#### Exercise details
Pick out each line with the word "Window" from the material that follows.

[Stored data]
◆ ◆ ◆ ◆ ◆ ◆ ◆

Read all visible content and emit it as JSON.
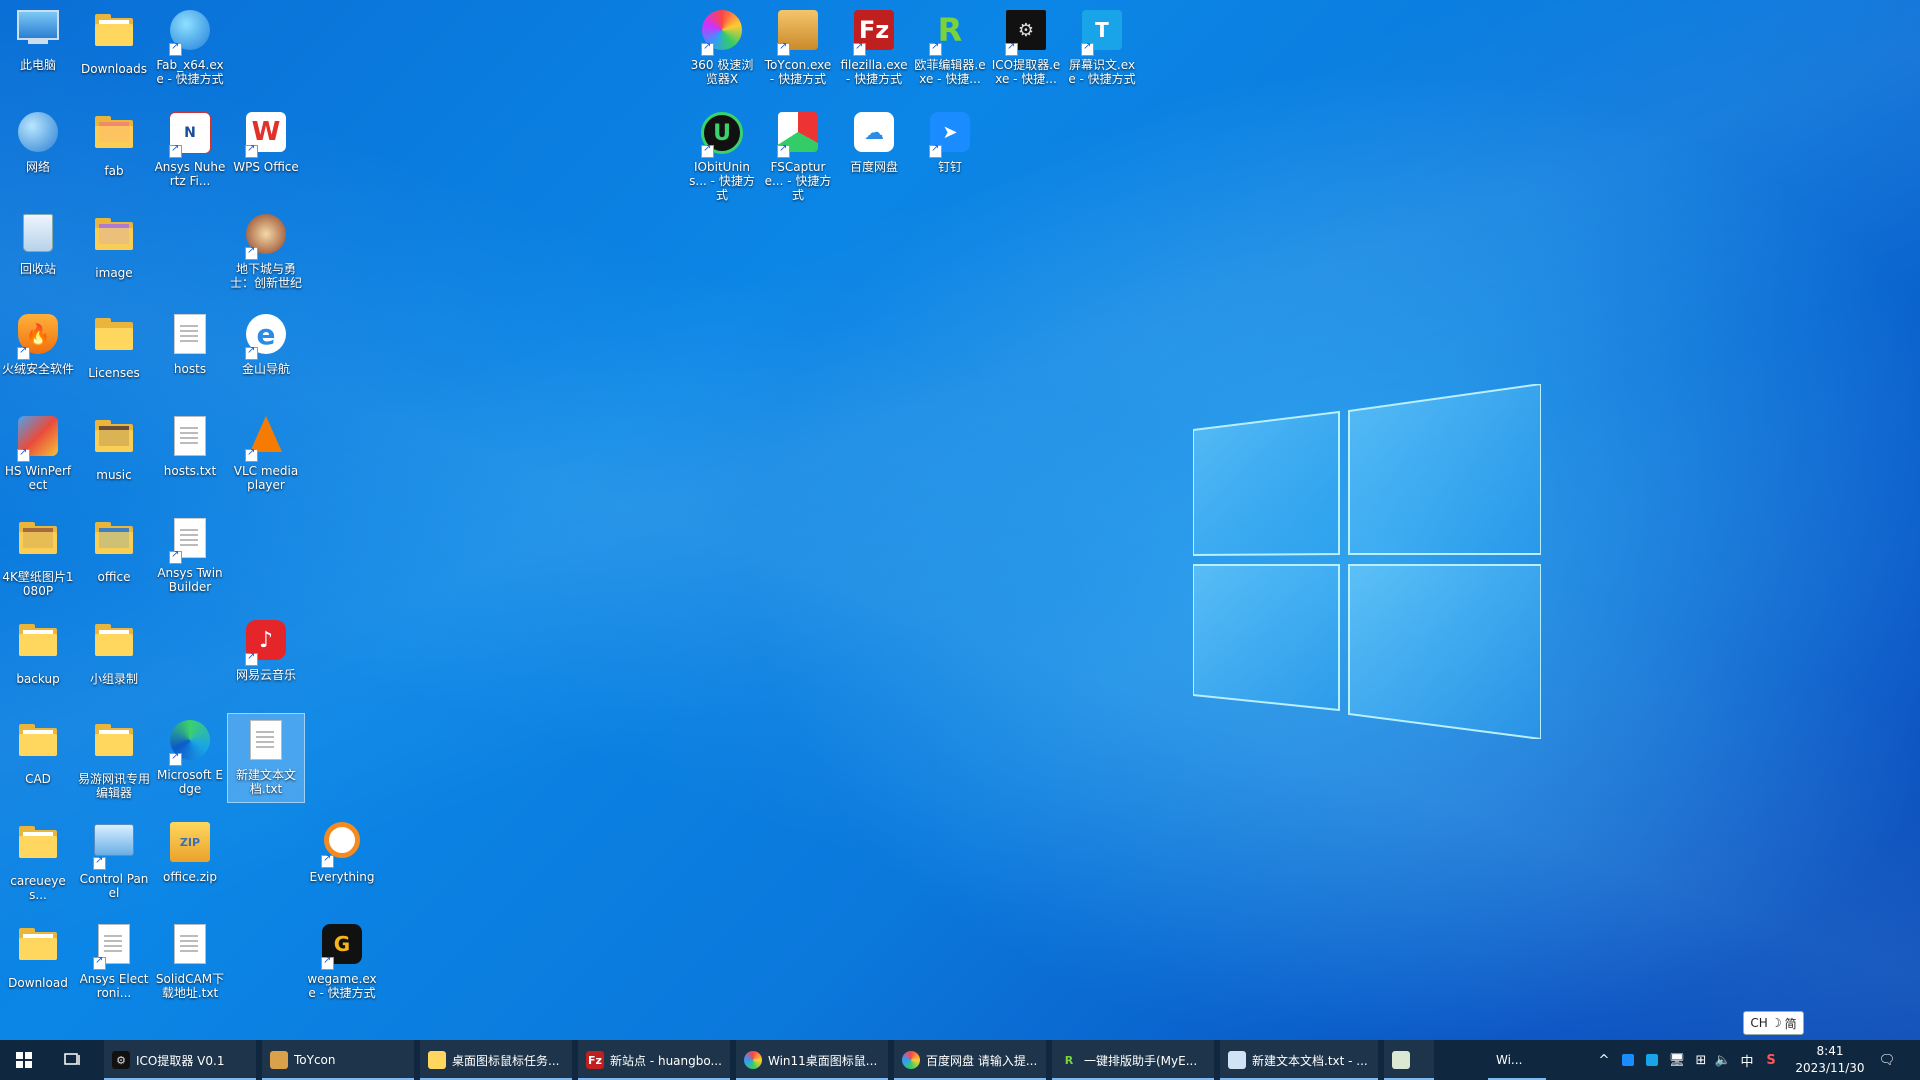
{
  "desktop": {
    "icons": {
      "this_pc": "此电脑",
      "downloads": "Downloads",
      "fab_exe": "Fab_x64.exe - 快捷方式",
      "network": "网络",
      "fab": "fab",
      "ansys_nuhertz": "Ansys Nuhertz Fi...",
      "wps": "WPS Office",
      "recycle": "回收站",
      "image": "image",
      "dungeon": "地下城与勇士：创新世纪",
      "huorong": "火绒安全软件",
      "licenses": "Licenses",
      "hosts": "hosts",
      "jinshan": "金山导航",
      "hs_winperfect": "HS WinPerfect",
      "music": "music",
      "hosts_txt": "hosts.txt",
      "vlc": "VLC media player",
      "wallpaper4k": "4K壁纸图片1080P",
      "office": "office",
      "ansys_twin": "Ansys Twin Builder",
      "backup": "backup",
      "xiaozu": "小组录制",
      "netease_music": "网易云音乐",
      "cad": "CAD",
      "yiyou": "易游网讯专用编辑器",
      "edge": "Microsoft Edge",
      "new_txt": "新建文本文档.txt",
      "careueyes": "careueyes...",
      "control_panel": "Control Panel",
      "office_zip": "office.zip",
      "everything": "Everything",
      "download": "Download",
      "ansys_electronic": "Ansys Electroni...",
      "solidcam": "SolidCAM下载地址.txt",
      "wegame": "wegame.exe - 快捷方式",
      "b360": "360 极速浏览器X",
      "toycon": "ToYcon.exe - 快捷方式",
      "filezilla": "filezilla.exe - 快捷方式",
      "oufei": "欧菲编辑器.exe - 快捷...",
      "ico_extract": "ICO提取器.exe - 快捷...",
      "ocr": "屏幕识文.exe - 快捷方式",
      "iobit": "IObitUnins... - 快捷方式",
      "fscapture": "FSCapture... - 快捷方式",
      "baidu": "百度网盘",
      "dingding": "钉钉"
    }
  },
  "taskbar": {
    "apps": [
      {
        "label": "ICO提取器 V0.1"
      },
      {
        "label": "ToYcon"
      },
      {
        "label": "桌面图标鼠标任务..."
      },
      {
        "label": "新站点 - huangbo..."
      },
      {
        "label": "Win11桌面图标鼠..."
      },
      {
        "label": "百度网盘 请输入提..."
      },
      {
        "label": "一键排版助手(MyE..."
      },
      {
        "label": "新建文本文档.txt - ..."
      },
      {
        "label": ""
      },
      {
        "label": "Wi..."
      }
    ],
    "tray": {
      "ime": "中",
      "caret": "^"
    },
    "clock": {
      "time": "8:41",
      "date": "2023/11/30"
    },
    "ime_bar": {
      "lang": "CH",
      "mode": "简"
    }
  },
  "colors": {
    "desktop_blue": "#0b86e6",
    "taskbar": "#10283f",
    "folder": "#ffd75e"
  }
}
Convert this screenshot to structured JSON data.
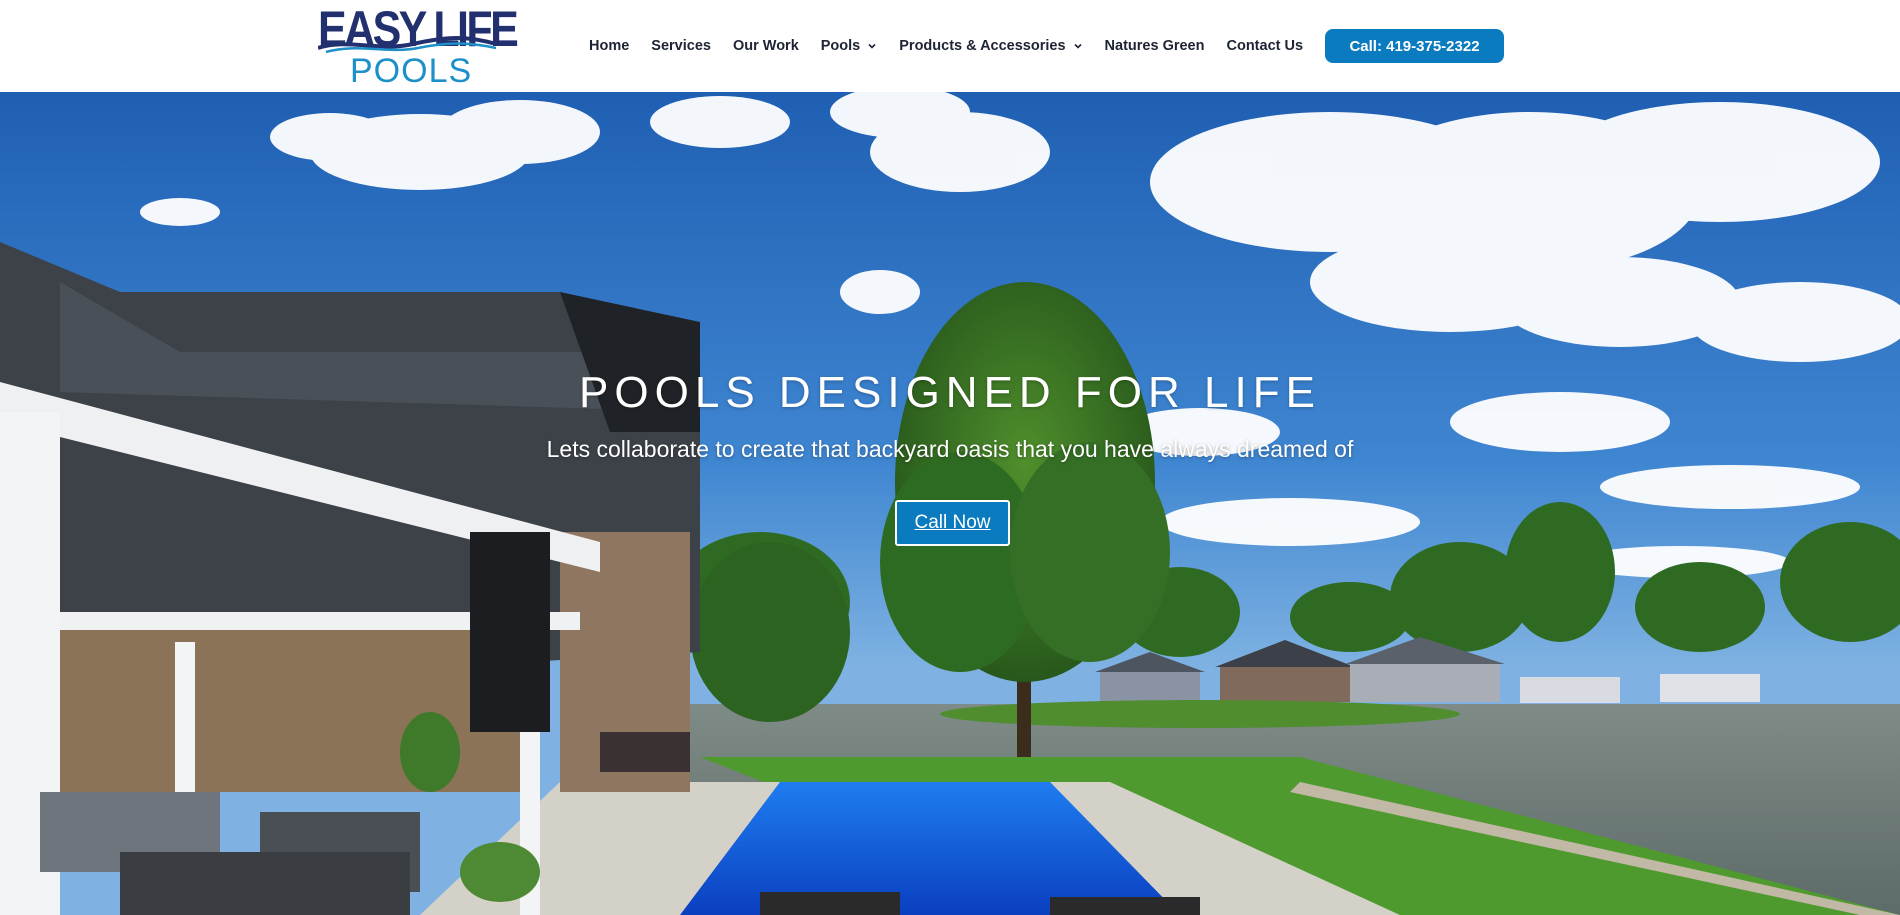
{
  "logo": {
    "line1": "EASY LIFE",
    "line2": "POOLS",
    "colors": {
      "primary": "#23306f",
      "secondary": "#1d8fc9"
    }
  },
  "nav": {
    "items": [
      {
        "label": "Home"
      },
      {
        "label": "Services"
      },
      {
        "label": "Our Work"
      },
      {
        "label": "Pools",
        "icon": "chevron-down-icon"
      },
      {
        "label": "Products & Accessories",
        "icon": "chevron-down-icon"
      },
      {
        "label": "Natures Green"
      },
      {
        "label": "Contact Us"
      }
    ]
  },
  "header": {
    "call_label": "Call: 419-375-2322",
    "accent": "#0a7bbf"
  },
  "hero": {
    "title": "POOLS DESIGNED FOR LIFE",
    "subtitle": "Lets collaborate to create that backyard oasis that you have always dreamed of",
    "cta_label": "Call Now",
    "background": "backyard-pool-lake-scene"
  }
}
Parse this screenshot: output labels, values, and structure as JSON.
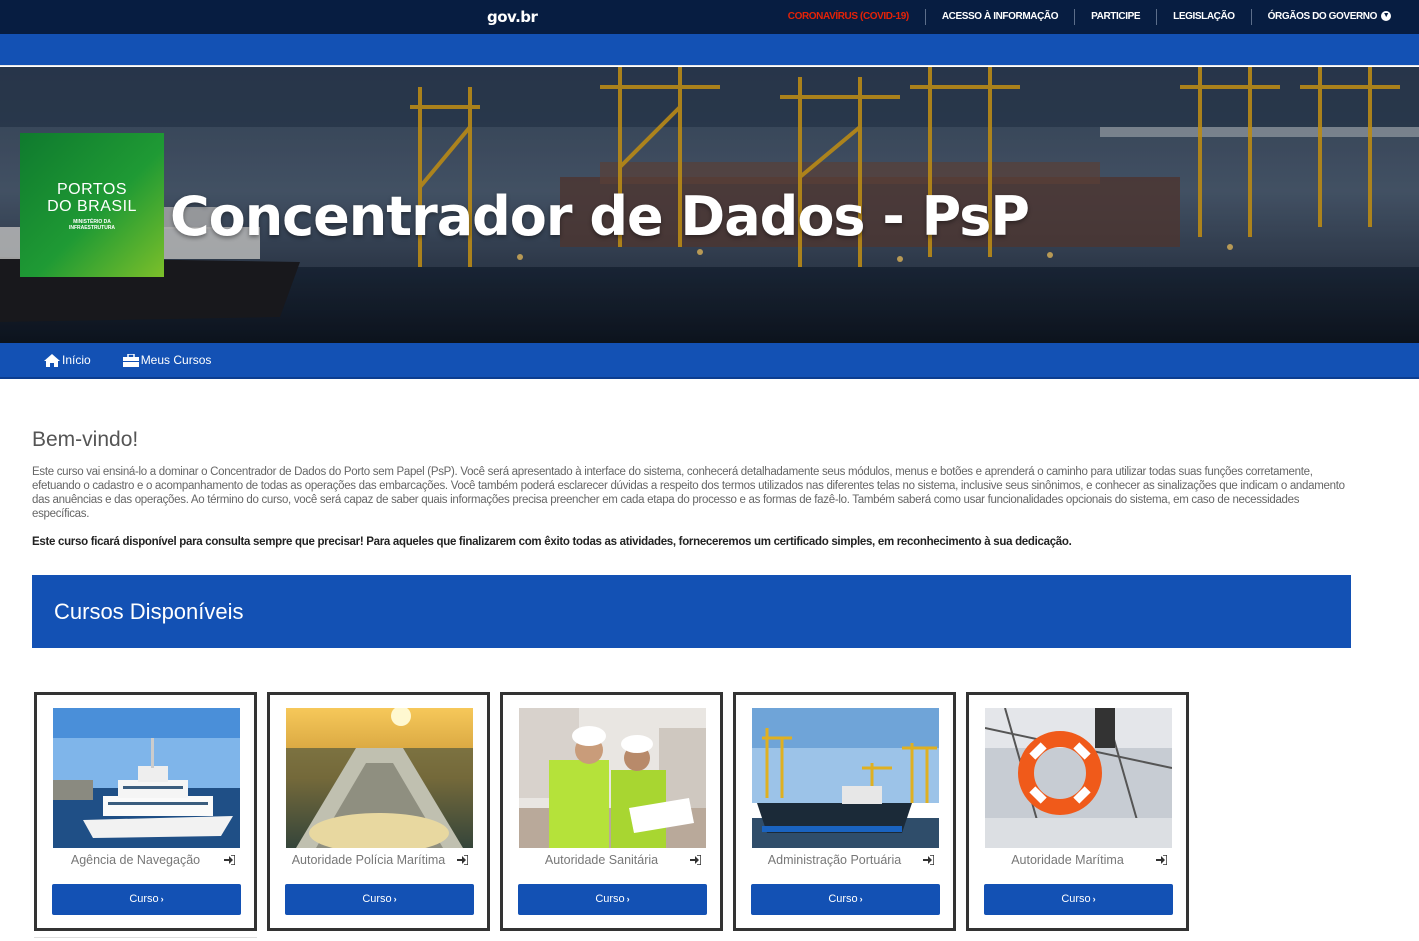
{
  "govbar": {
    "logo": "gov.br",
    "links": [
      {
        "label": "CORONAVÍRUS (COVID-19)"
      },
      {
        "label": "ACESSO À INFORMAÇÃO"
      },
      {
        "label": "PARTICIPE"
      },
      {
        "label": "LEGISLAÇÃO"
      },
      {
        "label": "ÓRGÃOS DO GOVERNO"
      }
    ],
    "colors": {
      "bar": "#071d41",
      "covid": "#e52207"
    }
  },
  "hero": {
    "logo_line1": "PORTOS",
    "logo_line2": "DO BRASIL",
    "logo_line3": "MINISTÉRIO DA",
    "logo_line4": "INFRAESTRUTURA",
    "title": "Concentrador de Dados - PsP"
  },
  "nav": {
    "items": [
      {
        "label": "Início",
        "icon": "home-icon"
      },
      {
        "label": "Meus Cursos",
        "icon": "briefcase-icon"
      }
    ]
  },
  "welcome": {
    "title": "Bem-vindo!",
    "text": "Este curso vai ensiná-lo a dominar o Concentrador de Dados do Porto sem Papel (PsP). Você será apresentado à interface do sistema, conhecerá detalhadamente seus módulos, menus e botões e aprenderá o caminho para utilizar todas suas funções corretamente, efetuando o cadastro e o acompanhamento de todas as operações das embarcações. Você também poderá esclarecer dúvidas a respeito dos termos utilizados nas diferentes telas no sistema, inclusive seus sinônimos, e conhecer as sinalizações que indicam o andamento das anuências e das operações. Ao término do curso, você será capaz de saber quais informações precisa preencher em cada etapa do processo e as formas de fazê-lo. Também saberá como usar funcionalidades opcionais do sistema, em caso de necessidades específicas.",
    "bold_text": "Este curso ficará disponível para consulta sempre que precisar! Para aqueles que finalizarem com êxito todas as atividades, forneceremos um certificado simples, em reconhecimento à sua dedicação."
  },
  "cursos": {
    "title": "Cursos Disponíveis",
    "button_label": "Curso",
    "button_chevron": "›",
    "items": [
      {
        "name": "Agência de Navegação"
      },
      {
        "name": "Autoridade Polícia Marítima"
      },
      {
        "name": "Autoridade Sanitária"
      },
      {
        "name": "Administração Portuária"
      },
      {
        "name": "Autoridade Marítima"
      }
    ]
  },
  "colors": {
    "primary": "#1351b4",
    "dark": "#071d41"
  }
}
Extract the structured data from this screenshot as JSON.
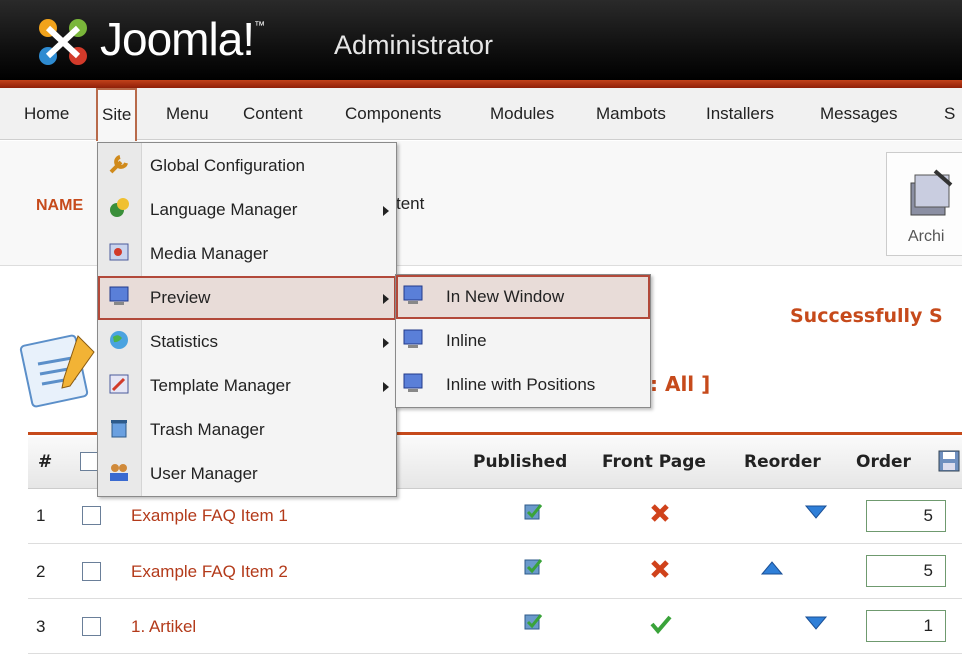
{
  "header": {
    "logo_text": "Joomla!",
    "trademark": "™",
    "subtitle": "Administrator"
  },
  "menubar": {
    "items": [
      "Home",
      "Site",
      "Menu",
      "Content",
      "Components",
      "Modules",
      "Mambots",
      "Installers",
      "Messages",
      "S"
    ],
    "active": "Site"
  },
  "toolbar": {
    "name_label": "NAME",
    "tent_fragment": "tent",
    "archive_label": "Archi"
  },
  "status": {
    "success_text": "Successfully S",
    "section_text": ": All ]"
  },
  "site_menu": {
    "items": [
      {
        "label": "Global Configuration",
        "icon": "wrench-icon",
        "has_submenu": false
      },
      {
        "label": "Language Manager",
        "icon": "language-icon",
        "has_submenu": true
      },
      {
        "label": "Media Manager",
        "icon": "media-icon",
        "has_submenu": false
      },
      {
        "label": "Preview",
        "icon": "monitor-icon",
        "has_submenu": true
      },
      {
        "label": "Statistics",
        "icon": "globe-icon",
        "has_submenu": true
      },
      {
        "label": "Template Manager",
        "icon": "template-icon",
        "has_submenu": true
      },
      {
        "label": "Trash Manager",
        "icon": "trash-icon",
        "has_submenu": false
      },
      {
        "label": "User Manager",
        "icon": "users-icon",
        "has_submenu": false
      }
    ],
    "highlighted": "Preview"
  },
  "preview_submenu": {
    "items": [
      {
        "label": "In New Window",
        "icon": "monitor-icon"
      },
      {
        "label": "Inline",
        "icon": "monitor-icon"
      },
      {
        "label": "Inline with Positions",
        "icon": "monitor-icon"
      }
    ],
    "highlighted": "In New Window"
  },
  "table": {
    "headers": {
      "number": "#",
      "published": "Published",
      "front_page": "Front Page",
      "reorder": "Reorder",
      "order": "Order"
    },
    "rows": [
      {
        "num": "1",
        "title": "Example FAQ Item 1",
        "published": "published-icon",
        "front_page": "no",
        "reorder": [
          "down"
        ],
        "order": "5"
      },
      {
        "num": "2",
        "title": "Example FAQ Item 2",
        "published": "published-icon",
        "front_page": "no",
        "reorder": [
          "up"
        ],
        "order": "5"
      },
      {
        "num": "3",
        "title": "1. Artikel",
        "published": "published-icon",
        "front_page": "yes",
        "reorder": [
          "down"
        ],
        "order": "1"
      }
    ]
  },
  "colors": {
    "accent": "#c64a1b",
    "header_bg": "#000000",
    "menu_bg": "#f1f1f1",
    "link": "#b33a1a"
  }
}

◆ ◆ ◆ ◆ ◆ ◆ ◆

#### Solution to this exercise
        "label": "In New Window",
    "highlighted": "In New Window"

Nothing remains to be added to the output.